PROMPT
Locate all lines with the word "ylabel". Copy them.

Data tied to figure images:
────────
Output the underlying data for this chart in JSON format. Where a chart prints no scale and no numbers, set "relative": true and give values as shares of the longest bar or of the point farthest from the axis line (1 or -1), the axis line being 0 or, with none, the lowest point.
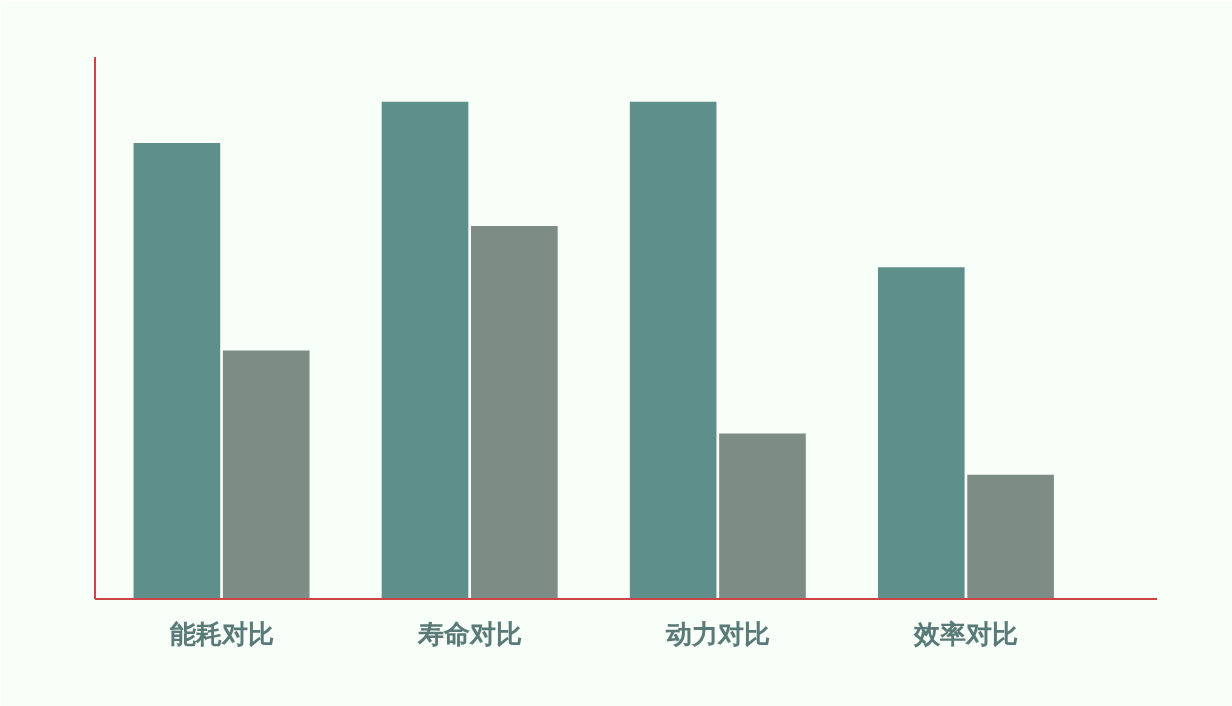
{
  "chart_data": {
    "type": "bar",
    "relative": true,
    "categories": [
      "能耗对比",
      "寿命对比",
      "动力对比",
      "效率对比"
    ],
    "series": [
      {
        "color": "#5f8f8a",
        "values": [
          0.917,
          1,
          1,
          0.667
        ]
      },
      {
        "color": "#7d8c84",
        "values": [
          0.5,
          0.75,
          0.333,
          0.25
        ]
      }
    ]
  }
}
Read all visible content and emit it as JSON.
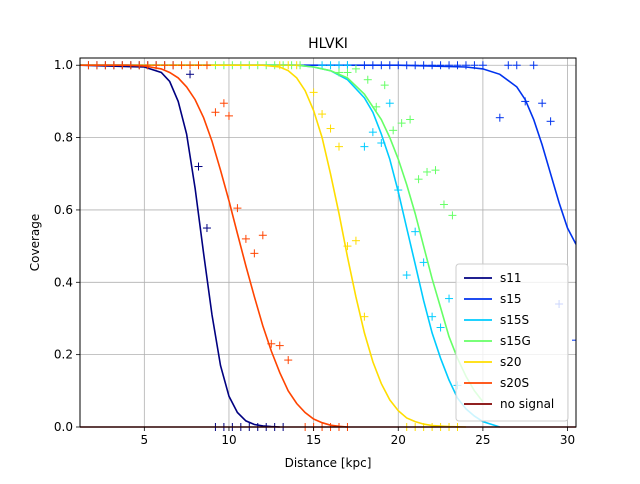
{
  "chart_data": {
    "type": "line",
    "title": "HLVKI",
    "xlabel": "Distance [kpc]",
    "ylabel": "Coverage",
    "xlim": [
      1.2,
      30.5
    ],
    "ylim": [
      0.0,
      1.02
    ],
    "xticks": [
      5,
      10,
      15,
      20,
      25,
      30
    ],
    "yticks": [
      0.0,
      0.2,
      0.4,
      0.6,
      0.8,
      1.0
    ],
    "xtick_labels": [
      "5",
      "10",
      "15",
      "20",
      "25",
      "30"
    ],
    "ytick_labels": [
      "0.0",
      "0.2",
      "0.4",
      "0.6",
      "0.8",
      "1.0"
    ],
    "grid": true,
    "legend_position": "lower-right",
    "series": [
      {
        "name": "s11",
        "color": "#000080",
        "curve": {
          "x": [
            1.2,
            5,
            6,
            6.5,
            7,
            7.5,
            8,
            8.5,
            9,
            9.5,
            10,
            10.5,
            11,
            11.5,
            12,
            12.5,
            13
          ],
          "y": [
            1.0,
            0.995,
            0.98,
            0.955,
            0.9,
            0.81,
            0.66,
            0.48,
            0.31,
            0.17,
            0.085,
            0.04,
            0.017,
            0.007,
            0.003,
            0.001,
            0.0
          ]
        },
        "markers": {
          "x": [
            1.2,
            1.7,
            2.2,
            2.7,
            3.2,
            3.7,
            4.2,
            4.7,
            5.2,
            5.7,
            6.2,
            6.7,
            7.7,
            8.2,
            8.7,
            9.2,
            9.7,
            10.2,
            10.7,
            11.2,
            11.7,
            12.2,
            12.7,
            13.2
          ],
          "y": [
            1.0,
            1.0,
            1.0,
            1.0,
            1.0,
            1.0,
            1.0,
            1.0,
            1.0,
            1.0,
            1.0,
            1.0,
            0.975,
            0.72,
            0.55,
            0.0,
            0.0,
            0.0,
            0.0,
            0.0,
            0.0,
            0.0,
            0.0,
            0.0
          ]
        }
      },
      {
        "name": "s15",
        "color": "#0033ee",
        "curve": {
          "x": [
            1.2,
            20,
            24,
            25,
            26,
            27,
            27.5,
            28,
            28.5,
            29,
            29.5,
            30,
            30.5
          ],
          "y": [
            1.0,
            1.0,
            0.995,
            0.99,
            0.975,
            0.94,
            0.905,
            0.85,
            0.78,
            0.7,
            0.62,
            0.55,
            0.505
          ]
        },
        "markers": {
          "x": [
            17.0,
            18.0,
            18.5,
            19.0,
            19.5,
            20.0,
            20.5,
            21.0,
            21.5,
            22.0,
            22.5,
            23.0,
            23.5,
            24.0,
            24.5,
            25.0,
            26.0,
            26.5,
            27.0,
            28.0,
            27.5,
            28.5,
            29.0,
            29.5,
            30.5
          ],
          "y": [
            1.0,
            1.0,
            1.0,
            1.0,
            1.0,
            1.0,
            1.0,
            1.0,
            1.0,
            1.0,
            1.0,
            1.0,
            1.0,
            1.0,
            1.0,
            1.0,
            0.855,
            1.0,
            1.0,
            1.0,
            0.9,
            0.895,
            0.845,
            0.34,
            0.24
          ]
        }
      },
      {
        "name": "s15S",
        "color": "#00ccff",
        "curve": {
          "x": [
            1.2,
            14,
            15,
            16,
            17,
            18,
            18.5,
            19,
            19.5,
            20,
            20.5,
            21,
            21.5,
            22,
            22.5,
            23,
            23.5,
            24,
            24.5,
            25,
            26
          ],
          "y": [
            1.0,
            1.0,
            0.995,
            0.985,
            0.96,
            0.91,
            0.87,
            0.81,
            0.74,
            0.65,
            0.55,
            0.45,
            0.35,
            0.26,
            0.19,
            0.13,
            0.08,
            0.05,
            0.03,
            0.015,
            0.0
          ]
        },
        "markers": {
          "x": [
            15.5,
            16.0,
            16.5,
            17.0,
            18.0,
            18.5,
            19.0,
            19.5,
            20.0,
            20.5,
            21.0,
            21.5,
            22.0,
            22.5,
            23.0,
            23.5
          ],
          "y": [
            1.0,
            1.0,
            1.0,
            1.0,
            0.775,
            0.815,
            0.785,
            0.895,
            0.655,
            0.42,
            0.54,
            0.455,
            0.305,
            0.275,
            0.355,
            0.115
          ]
        }
      },
      {
        "name": "s15G",
        "color": "#66ff66",
        "curve": {
          "x": [
            1.2,
            14,
            15,
            16,
            17,
            18,
            19,
            19.5,
            20,
            20.5,
            21,
            21.5,
            22,
            22.5,
            23,
            23.5,
            24,
            24.5,
            25
          ],
          "y": [
            1.0,
            1.0,
            0.995,
            0.985,
            0.965,
            0.92,
            0.85,
            0.8,
            0.74,
            0.67,
            0.59,
            0.5,
            0.41,
            0.33,
            0.25,
            0.19,
            0.14,
            0.1,
            0.07
          ]
        },
        "markers": {
          "x": [
            9.2,
            9.7,
            10.2,
            10.7,
            11.2,
            11.7,
            12.2,
            12.7,
            13.2,
            13.7,
            14.2,
            16.5,
            17.0,
            17.5,
            18.2,
            18.7,
            19.2,
            19.7,
            20.2,
            20.7,
            21.2,
            21.7,
            22.2,
            22.7,
            23.2
          ],
          "y": [
            1.0,
            1.0,
            1.0,
            1.0,
            1.0,
            1.0,
            1.0,
            1.0,
            1.0,
            1.0,
            1.0,
            0.98,
            0.98,
            0.99,
            0.96,
            0.885,
            0.945,
            0.82,
            0.84,
            0.85,
            0.685,
            0.705,
            0.71,
            0.615,
            0.585
          ]
        }
      },
      {
        "name": "s20",
        "color": "#ffdd00",
        "curve": {
          "x": [
            1.2,
            12,
            13,
            13.5,
            14,
            14.5,
            15,
            15.5,
            16,
            16.5,
            17,
            17.5,
            18,
            18.5,
            19,
            19.5,
            20,
            20.5,
            21,
            21.5,
            22,
            23,
            24
          ],
          "y": [
            1.0,
            1.0,
            0.995,
            0.985,
            0.965,
            0.93,
            0.875,
            0.8,
            0.7,
            0.59,
            0.47,
            0.36,
            0.26,
            0.18,
            0.12,
            0.075,
            0.045,
            0.025,
            0.015,
            0.008,
            0.004,
            0.001,
            0.0
          ]
        },
        "markers": {
          "x": [
            13.0,
            13.5,
            14.0,
            15.0,
            15.5,
            16.0,
            16.5,
            17.0,
            17.5,
            18.0,
            20.5,
            21.0,
            21.5,
            22.0,
            22.5,
            23.0,
            23.5
          ],
          "y": [
            1.0,
            1.0,
            1.0,
            0.925,
            0.865,
            0.825,
            0.775,
            0.5,
            0.515,
            0.305,
            0.0,
            0.0,
            0.0,
            0.0,
            0.0,
            0.0,
            0.0
          ]
        }
      },
      {
        "name": "s20S",
        "color": "#ff4400",
        "curve": {
          "x": [
            1.2,
            4,
            5,
            6,
            6.5,
            7,
            7.5,
            8,
            8.5,
            9,
            9.5,
            10,
            10.5,
            11,
            11.5,
            12,
            12.5,
            13,
            13.5,
            14,
            14.5,
            15,
            15.5,
            16,
            16.5,
            17
          ],
          "y": [
            1.0,
            1.0,
            0.998,
            0.99,
            0.98,
            0.965,
            0.94,
            0.905,
            0.855,
            0.79,
            0.71,
            0.625,
            0.535,
            0.445,
            0.36,
            0.28,
            0.21,
            0.15,
            0.1,
            0.065,
            0.04,
            0.022,
            0.012,
            0.005,
            0.002,
            0.0
          ]
        },
        "markers": {
          "x": [
            1.2,
            1.7,
            2.2,
            2.7,
            3.2,
            3.7,
            4.2,
            4.7,
            5.2,
            5.7,
            6.2,
            6.7,
            7.2,
            7.7,
            8.2,
            8.7,
            9.2,
            9.7,
            10.0,
            10.5,
            11.0,
            11.5,
            12.0,
            12.5,
            13.0,
            13.5,
            14.5,
            15.0,
            15.5,
            16.0,
            16.5,
            17.0
          ],
          "y": [
            1.0,
            1.0,
            1.0,
            1.0,
            1.0,
            1.0,
            1.0,
            1.0,
            1.0,
            1.0,
            1.0,
            1.0,
            1.0,
            1.0,
            1.0,
            1.0,
            0.87,
            0.895,
            0.86,
            0.605,
            0.52,
            0.48,
            0.53,
            0.23,
            0.225,
            0.185,
            0.0,
            0.0,
            0.0,
            0.0,
            0.0,
            0.0
          ]
        }
      },
      {
        "name": "no signal",
        "color": "#800000",
        "curve": {
          "x": [
            1.2,
            30.5
          ],
          "y": [
            0.0,
            0.0
          ]
        },
        "markers": {
          "x": [],
          "y": []
        }
      }
    ]
  }
}
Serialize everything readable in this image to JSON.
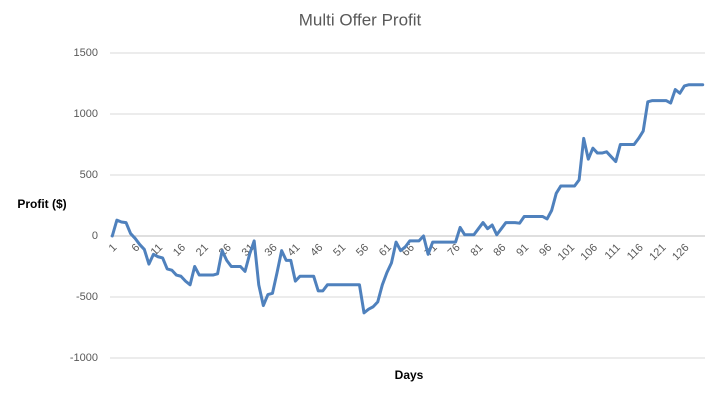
{
  "chart_data": {
    "type": "line",
    "title": "Multi Offer Profit",
    "x_label": "Days",
    "y_label": "Profit ($)",
    "categories": [
      1,
      null,
      null,
      null,
      null,
      6,
      null,
      null,
      null,
      null,
      11,
      null,
      null,
      null,
      null,
      16,
      null,
      null,
      null,
      null,
      21,
      null,
      null,
      null,
      null,
      26,
      null,
      null,
      null,
      null,
      31,
      null,
      null,
      null,
      null,
      36,
      null,
      null,
      null,
      null,
      41,
      null,
      null,
      null,
      null,
      46,
      null,
      null,
      null,
      null,
      51,
      null,
      null,
      null,
      null,
      56,
      null,
      null,
      null,
      null,
      61,
      null,
      null,
      null,
      null,
      66,
      null,
      null,
      null,
      null,
      71,
      null,
      null,
      null,
      null,
      76,
      null,
      null,
      null,
      null,
      81,
      null,
      null,
      null,
      null,
      86,
      null,
      null,
      null,
      null,
      91,
      null,
      null,
      null,
      null,
      96,
      null,
      null,
      null,
      null,
      101,
      null,
      null,
      null,
      null,
      106,
      null,
      null,
      null,
      null,
      111,
      null,
      null,
      null,
      null,
      116,
      null,
      null,
      null,
      null,
      121,
      null,
      null,
      null,
      null,
      126,
      null,
      null,
      null,
      null
    ],
    "series": [
      {
        "name": "Profit",
        "color": "#4f81bd",
        "values": [
          0,
          130,
          115,
          110,
          20,
          -20,
          -70,
          -110,
          -230,
          -150,
          -170,
          -180,
          -270,
          -280,
          -320,
          -330,
          -370,
          -400,
          -250,
          -320,
          -320,
          -320,
          -320,
          -310,
          -120,
          -200,
          -250,
          -250,
          -250,
          -290,
          -150,
          -40,
          -400,
          -570,
          -480,
          -470,
          -300,
          -120,
          -200,
          -200,
          -370,
          -330,
          -330,
          -330,
          -330,
          -450,
          -450,
          -400,
          -400,
          -400,
          -400,
          -400,
          -400,
          -400,
          -400,
          -630,
          -600,
          -580,
          -540,
          -400,
          -300,
          -220,
          -50,
          -120,
          -90,
          -40,
          -40,
          -40,
          0,
          -150,
          -50,
          -50,
          -50,
          -50,
          -50,
          -50,
          70,
          10,
          10,
          10,
          60,
          110,
          60,
          90,
          10,
          60,
          110,
          110,
          110,
          105,
          160,
          160,
          160,
          160,
          160,
          140,
          210,
          350,
          410,
          410,
          410,
          410,
          460,
          800,
          630,
          720,
          680,
          680,
          690,
          650,
          610,
          750,
          750,
          750,
          750,
          800,
          860,
          1100,
          1110,
          1110,
          1110,
          1110,
          1090,
          1200,
          1170,
          1230,
          1240,
          1240,
          1240,
          1240
        ]
      }
    ],
    "ylim": [
      -1000,
      1500
    ],
    "yticks": [
      -1000,
      -500,
      0,
      500,
      1000,
      1500
    ],
    "grid": true
  }
}
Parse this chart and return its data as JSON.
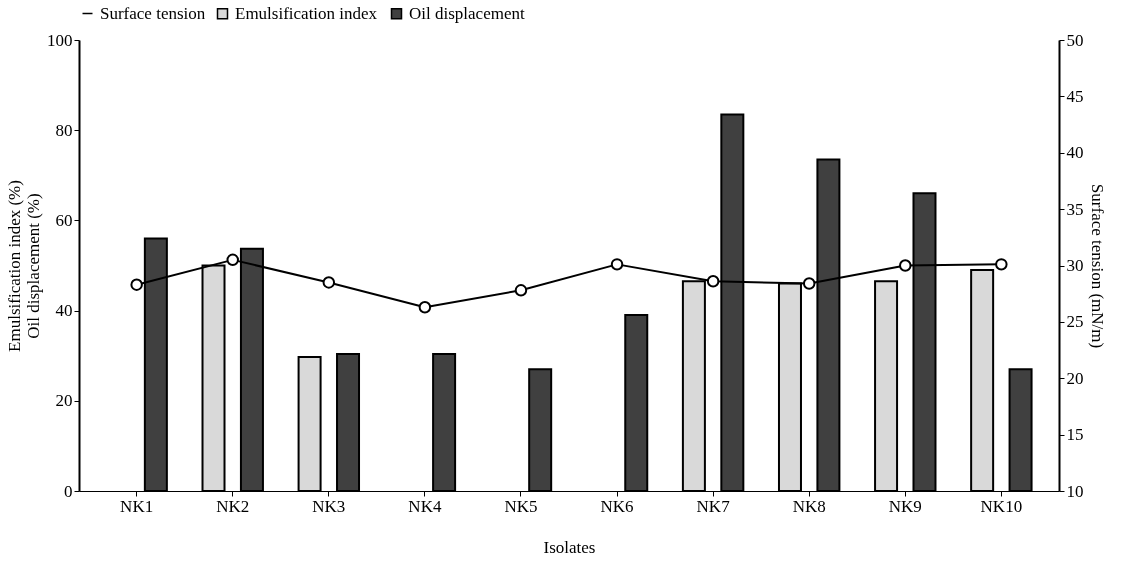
{
  "chart_data": {
    "type": "bar",
    "xlabel": "Isolates",
    "ylabel": "Emulsification index (%)\nOil displacement (%)",
    "y2label": "Surface tension (mN/m)",
    "categories": [
      "NK1",
      "NK2",
      "NK3",
      "NK4",
      "NK5",
      "NK6",
      "NK7",
      "NK8",
      "NK9",
      "NK10"
    ],
    "series": [
      {
        "name": "Emulsification index",
        "color": "#d9d9d9",
        "values": [
          null,
          50,
          29.7,
          null,
          null,
          null,
          46.5,
          46,
          46.5,
          49
        ]
      },
      {
        "name": "Oil displacement",
        "color": "#404040",
        "values": [
          56,
          53.7,
          30.4,
          30.4,
          27,
          39,
          83.5,
          73.5,
          66,
          27
        ]
      },
      {
        "name": "Surface tension",
        "type": "line",
        "axis": "y2",
        "color": "#000000",
        "marker": "circle",
        "values": [
          28.3,
          30.5,
          28.5,
          26.3,
          27.8,
          30.1,
          28.6,
          28.4,
          30.0,
          30.1
        ]
      }
    ],
    "ylim": [
      0,
      100
    ],
    "yticks": [
      0,
      20,
      40,
      60,
      80,
      100
    ],
    "y2lim": [
      10,
      50
    ],
    "y2ticks": [
      10,
      15,
      20,
      25,
      30,
      35,
      40,
      45,
      50
    ],
    "grid": false,
    "legend": "top"
  }
}
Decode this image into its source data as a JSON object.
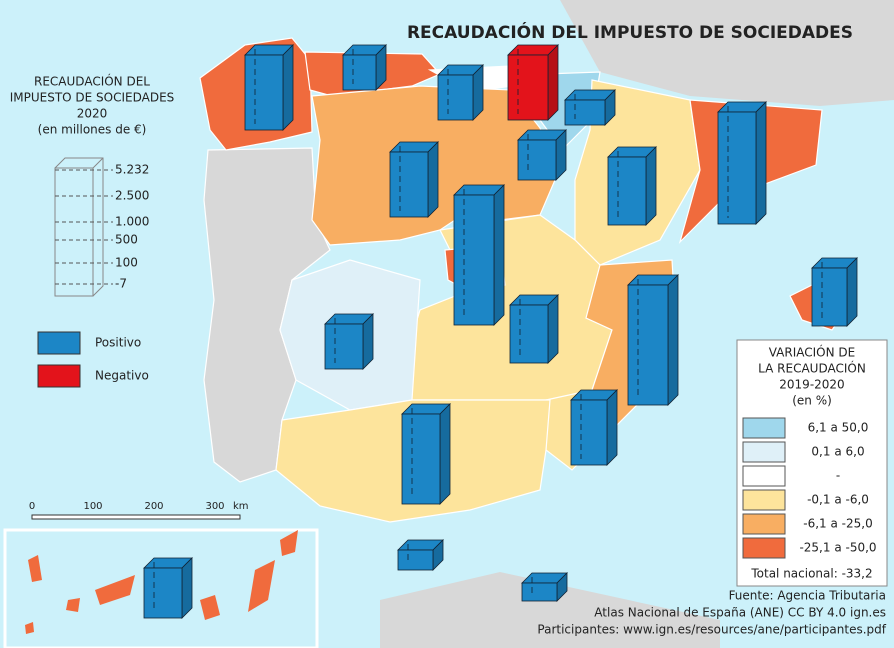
{
  "title": "RECAUDACIÓN DEL IMPUESTO DE SOCIEDADES",
  "size_legend": {
    "title": [
      "RECAUDACIÓN DEL",
      "IMPUESTO DE SOCIEDADES",
      "2020",
      "(en millones de €)"
    ],
    "levels": [
      "5.232",
      "2.500",
      "1.000",
      "500",
      "100",
      "-7"
    ]
  },
  "sign_legend": [
    {
      "label": "Positivo",
      "color": "#1c86c6"
    },
    {
      "label": "Negativo",
      "color": "#e3131b"
    }
  ],
  "scale_bar": {
    "ticks": [
      "0",
      "100",
      "200",
      "300"
    ],
    "unit": "km"
  },
  "color_legend": {
    "title": [
      "VARIACIÓN DE",
      "LA RECAUDACIÓN",
      "2019-2020",
      "(en %)"
    ],
    "classes": [
      {
        "label": "6,1 a 50,0",
        "color": "#9fd7ec"
      },
      {
        "label": "0,1 a 6,0",
        "color": "#dff0f8"
      },
      {
        "label": "-",
        "color": "#ffffff"
      },
      {
        "label": "-0,1 a -6,0",
        "color": "#fde49c"
      },
      {
        "label": "-6,1 a -25,0",
        "color": "#f8ae62"
      },
      {
        "label": "-25,1 a -50,0",
        "color": "#f06b3d"
      }
    ],
    "total": "Total nacional: -33,2"
  },
  "sources": [
    "Fuente: Agencia Tributaria",
    "Atlas Nacional de España (ANE) CC BY 4.0 ign.es",
    "Participantes: www.ign.es/resources/ane/participantes.pdf"
  ]
}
────────
SOLVED PROBLEM
    "ylabel": "Coverage",
    "ylabel": "Emulsification index (%)\nOil displacement (%)",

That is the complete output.